_Instructions for the task_:
Please recast every line of the listing below as a JSON list of strings, one string per line, skipping blank lines and leaving out the pictures.

[Listing of element boxes]
########################################

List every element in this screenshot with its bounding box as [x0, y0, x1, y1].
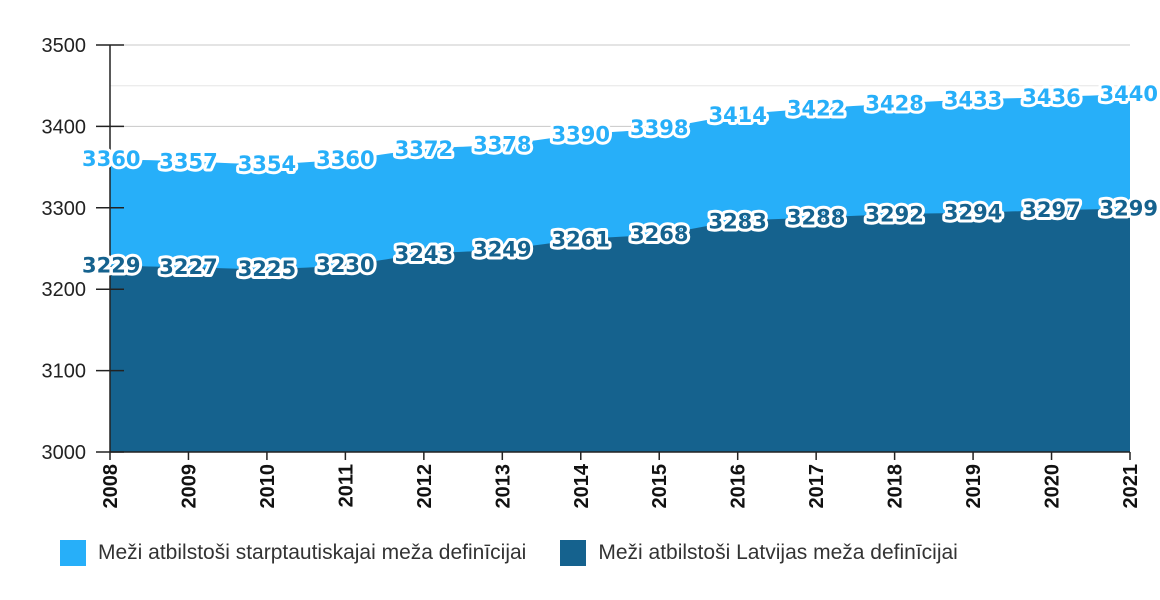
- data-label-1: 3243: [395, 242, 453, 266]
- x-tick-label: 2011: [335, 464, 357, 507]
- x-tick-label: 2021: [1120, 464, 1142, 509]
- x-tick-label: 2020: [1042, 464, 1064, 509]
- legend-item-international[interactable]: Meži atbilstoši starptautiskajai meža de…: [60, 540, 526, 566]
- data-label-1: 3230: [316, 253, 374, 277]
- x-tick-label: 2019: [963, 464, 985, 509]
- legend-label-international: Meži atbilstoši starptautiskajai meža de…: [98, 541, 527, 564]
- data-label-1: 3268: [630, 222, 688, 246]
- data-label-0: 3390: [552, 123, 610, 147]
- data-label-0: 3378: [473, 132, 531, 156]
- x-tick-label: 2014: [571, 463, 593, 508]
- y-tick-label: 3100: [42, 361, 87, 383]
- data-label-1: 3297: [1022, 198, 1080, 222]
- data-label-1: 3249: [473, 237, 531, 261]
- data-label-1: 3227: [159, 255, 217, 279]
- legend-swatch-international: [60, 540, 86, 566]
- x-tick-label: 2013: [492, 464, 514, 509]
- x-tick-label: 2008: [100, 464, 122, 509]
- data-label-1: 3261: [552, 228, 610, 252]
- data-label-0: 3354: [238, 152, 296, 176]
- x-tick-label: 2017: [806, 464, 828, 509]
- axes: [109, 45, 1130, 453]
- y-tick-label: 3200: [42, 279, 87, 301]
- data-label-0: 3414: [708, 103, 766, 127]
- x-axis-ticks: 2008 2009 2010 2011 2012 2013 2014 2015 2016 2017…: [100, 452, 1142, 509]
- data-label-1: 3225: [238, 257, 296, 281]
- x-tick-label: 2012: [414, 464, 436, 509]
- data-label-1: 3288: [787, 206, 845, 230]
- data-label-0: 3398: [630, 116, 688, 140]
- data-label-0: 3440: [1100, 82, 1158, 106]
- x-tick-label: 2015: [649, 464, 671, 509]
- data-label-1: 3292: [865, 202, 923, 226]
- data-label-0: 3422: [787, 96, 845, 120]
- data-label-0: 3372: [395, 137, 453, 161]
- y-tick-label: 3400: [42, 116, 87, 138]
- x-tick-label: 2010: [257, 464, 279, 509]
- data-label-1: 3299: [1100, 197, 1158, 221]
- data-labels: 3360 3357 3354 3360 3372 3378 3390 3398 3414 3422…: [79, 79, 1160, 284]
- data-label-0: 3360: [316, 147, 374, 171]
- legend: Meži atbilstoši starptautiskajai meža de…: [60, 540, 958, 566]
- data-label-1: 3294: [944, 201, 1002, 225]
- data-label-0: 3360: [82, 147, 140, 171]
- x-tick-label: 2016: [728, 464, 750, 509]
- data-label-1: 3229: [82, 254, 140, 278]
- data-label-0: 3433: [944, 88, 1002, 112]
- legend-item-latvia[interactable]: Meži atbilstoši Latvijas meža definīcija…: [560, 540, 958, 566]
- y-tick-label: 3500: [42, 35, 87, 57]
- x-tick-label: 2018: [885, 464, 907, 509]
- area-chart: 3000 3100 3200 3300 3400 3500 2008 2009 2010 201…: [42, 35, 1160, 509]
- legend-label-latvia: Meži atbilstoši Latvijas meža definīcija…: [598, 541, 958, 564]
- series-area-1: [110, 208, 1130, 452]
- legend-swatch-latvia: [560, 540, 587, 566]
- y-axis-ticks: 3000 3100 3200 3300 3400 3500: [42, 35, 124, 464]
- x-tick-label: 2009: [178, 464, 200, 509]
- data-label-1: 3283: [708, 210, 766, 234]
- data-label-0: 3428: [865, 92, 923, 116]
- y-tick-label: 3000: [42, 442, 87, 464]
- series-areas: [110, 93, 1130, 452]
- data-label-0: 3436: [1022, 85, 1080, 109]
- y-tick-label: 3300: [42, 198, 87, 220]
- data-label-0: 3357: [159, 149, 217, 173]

########################################

_Full solution_:
[
  "List every element in this screenshot with its bounding box as [x0, y0, x1, y1].",
  "- data-label-1: 3243: [395, 242, 453, 266]",
  "- x-tick-label: 2011: [335, 464, 357, 507]",
  "- x-tick-label: 2021: [1120, 464, 1142, 509]",
  "- x-tick-label: 2020: [1042, 464, 1064, 509]",
  "- legend-item-international[interactable]: Meži atbilstoši starptautiskajai meža de…: [60, 540, 526, 566]",
  "- data-label-1: 3230: [316, 253, 374, 277]",
  "- x-tick-label: 2019: [963, 464, 985, 509]",
  "- legend-label-international: Meži atbilstoši starptautiskajai meža de…: [98, 541, 527, 564]",
  "- data-label-1: 3268: [630, 222, 688, 246]",
  "- data-label-0: 3390: [552, 123, 610, 147]",
  "- data-label-0: 3378: [473, 132, 531, 156]",
  "- x-tick-label: 2014: [571, 463, 593, 508]",
  "- y-tick-label: 3100: [42, 361, 87, 383]",
  "- data-label-1: 3297: [1022, 198, 1080, 222]",
  "- data-label-1: 3249: [473, 237, 531, 261]",
  "- data-label-1: 3227: [159, 255, 217, 279]",
  "- legend-swatch-international: [60, 540, 86, 566]",
  "- x-tick-label: 2013: [492, 464, 514, 509]",
  "- x-tick-label: 2008: [100, 464, 122, 509]",
  "- data-label-1: 3261: [552, 228, 610, 252]",
  "- data-label-0: 3354: [238, 152, 296, 176]",
  "- x-tick-label: 2017: [806, 464, 828, 509]",
  "- axes: [109, 45, 1130, 453]",
  "- y-tick-label: 3200: [42, 279, 87, 301]",
  "- data-label-0: 3414: [708, 103, 766, 127]",
  "- x-axis-ticks: 2008 2009 2010 2011 2012 2013 2014 2015 2016 2017…: [100, 452, 1142, 509]",
  "- data-label-1: 3225: [238, 257, 296, 281]",
  "- x-tick-label: 2012: [414, 464, 436, 509]",
  "- data-label-1: 3288: [787, 206, 845, 230]",
  "- data-label-0: 3398: [630, 116, 688, 140]",
  "- data-label-0: 3440: [1100, 82, 1158, 106]",
  "- x-tick-label: 2015: [649, 464, 671, 509]",
  "- data-label-1: 3292: [865, 202, 923, 226]",
  "- data-label-0: 3422: [787, 96, 845, 120]",
  "- data-label-0: 3372: [395, 137, 453, 161]",
  "- y-tick-label: 3400: [42, 116, 87, 138]",
  "- x-tick-label: 2010: [257, 464, 279, 509]",
  "- data-label-1: 3299: [1100, 197, 1158, 221]",
  "- data-labels: 3360 3357 3354 3360 3372 3378 3390 3398 3414 3422…: [79, 79, 1160, 284]",
  "- data-label-0: 3360: [316, 147, 374, 171]",
  "- legend: Meži atbilstoši starptautiskajai meža de…: [60, 540, 958, 566]",
  "- data-label-1: 3294: [944, 201, 1002, 225]",
  "- data-label-0: 3360: [82, 147, 140, 171]",
  "- x-tick-label: 2016: [728, 464, 750, 509]",
  "- data-label-1: 3229: [82, 254, 140, 278]",
  "- data-label-0: 3433: [944, 88, 1002, 112]",
  "- legend-item-latvia[interactable]: Meži atbilstoši Latvijas meža definīcija…: [560, 540, 958, 566]",
  "- y-tick-label: 3500: [42, 35, 87, 57]",
  "- x-tick-label: 2018: [885, 464, 907, 509]",
  "- area-chart: 3000 3100 3200 3300 3400 3500 2008 2009 2010 201…: [42, 35, 1160, 509]",
  "- legend-label-latvia: Meži atbilstoši Latvijas meža definīcija…: [598, 541, 958, 564]",
  "- series-area-1: [110, 208, 1130, 452]",
  "- legend-swatch-latvia: [560, 540, 587, 566]",
  "- y-axis-ticks: 3000 3100 3200 3300 3400 3500: [42, 35, 124, 464]",
  "- x-tick-label: 2009: [178, 464, 200, 509]",
  "- data-label-1: 3283: [708, 210, 766, 234]",
  "- data-label-0: 3428: [865, 92, 923, 116]",
  "- y-tick-label: 3000: [42, 442, 87, 464]",
  "- series-areas: [110, 93, 1130, 452]",
  "- data-label-0: 3436: [1022, 85, 1080, 109]",
  "- y-tick-label: 3300: [42, 198, 87, 220]",
  "- data-label-0: 3357: [159, 149, 217, 173]"
]